**Your objective**
Where the data below has the string "documents", return the whole line.

Dataset records:
+===+
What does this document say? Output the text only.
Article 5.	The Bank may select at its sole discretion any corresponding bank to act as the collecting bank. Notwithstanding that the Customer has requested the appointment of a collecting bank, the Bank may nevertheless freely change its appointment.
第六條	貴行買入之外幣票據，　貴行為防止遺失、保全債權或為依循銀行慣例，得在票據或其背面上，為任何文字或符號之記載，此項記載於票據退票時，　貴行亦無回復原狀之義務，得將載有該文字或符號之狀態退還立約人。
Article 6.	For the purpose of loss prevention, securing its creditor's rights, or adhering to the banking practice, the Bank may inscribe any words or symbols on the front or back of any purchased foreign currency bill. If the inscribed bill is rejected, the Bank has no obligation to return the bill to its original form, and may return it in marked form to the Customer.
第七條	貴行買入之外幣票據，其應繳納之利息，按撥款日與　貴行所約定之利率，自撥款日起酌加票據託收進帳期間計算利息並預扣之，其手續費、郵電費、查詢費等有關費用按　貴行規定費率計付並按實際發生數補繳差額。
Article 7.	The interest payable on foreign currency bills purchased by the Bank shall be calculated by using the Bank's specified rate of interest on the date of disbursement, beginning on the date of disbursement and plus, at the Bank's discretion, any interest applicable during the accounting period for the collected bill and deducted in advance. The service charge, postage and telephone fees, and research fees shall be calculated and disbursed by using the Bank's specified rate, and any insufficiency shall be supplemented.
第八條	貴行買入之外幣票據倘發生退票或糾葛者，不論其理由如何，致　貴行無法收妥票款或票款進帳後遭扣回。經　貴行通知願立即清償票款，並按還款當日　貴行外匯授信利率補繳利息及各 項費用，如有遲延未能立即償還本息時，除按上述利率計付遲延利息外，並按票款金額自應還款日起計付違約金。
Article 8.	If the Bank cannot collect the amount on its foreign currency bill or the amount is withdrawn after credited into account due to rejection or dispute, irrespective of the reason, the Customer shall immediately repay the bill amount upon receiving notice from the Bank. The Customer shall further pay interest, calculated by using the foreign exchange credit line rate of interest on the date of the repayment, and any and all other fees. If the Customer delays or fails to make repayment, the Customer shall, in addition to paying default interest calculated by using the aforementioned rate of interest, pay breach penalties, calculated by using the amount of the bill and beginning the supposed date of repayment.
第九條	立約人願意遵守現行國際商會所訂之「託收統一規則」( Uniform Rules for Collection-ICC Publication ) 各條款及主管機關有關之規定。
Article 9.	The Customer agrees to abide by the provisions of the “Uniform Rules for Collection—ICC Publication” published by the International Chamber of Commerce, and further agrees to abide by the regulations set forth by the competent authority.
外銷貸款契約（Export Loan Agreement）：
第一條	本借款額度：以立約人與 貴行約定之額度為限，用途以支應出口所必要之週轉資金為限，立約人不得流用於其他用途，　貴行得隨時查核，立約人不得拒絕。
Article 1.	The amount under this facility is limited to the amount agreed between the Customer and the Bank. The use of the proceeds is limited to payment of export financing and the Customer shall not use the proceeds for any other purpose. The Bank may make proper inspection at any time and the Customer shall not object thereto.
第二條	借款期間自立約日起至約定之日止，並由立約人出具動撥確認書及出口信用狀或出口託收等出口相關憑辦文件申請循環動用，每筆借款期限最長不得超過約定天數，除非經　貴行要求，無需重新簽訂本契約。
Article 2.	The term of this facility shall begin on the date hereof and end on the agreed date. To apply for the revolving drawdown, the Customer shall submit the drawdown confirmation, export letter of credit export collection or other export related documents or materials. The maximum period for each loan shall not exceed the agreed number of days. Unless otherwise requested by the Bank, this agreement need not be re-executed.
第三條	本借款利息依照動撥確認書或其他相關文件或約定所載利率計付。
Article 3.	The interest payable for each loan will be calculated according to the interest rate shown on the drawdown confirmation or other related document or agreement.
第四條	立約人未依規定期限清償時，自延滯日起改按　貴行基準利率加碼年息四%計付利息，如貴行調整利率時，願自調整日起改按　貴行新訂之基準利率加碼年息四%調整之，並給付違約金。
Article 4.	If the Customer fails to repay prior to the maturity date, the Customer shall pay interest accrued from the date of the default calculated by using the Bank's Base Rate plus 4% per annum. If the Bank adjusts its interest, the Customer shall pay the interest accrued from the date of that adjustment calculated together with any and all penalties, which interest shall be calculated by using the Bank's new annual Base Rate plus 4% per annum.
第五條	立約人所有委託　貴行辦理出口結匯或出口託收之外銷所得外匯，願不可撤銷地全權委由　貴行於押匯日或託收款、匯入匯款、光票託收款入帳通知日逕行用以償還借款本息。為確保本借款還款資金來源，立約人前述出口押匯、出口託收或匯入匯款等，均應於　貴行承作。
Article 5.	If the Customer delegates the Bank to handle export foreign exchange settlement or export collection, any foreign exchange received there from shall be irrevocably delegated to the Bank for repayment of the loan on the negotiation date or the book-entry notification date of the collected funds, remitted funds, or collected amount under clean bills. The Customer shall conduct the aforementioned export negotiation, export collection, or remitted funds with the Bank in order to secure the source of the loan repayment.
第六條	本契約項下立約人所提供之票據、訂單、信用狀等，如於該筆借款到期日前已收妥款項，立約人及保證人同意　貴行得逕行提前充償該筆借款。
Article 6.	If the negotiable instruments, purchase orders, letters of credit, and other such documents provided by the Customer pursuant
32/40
+===+
**Complete response**
Article 2.	The term of this facility shall begin on the date hereof and end on the agreed date. To apply for the revolving drawdown, the Customer shall submit the drawdown confirmation, export letter of credit export collection or other export related documents or materials. The maximum period for each loan shall not exceed the agreed number of days. Unless otherwise requested by the Bank, this agreement need not be re-executed.
Article 6.	If the negotiable instruments, purchase orders, letters of credit, and other such documents provided by the Customer pursuant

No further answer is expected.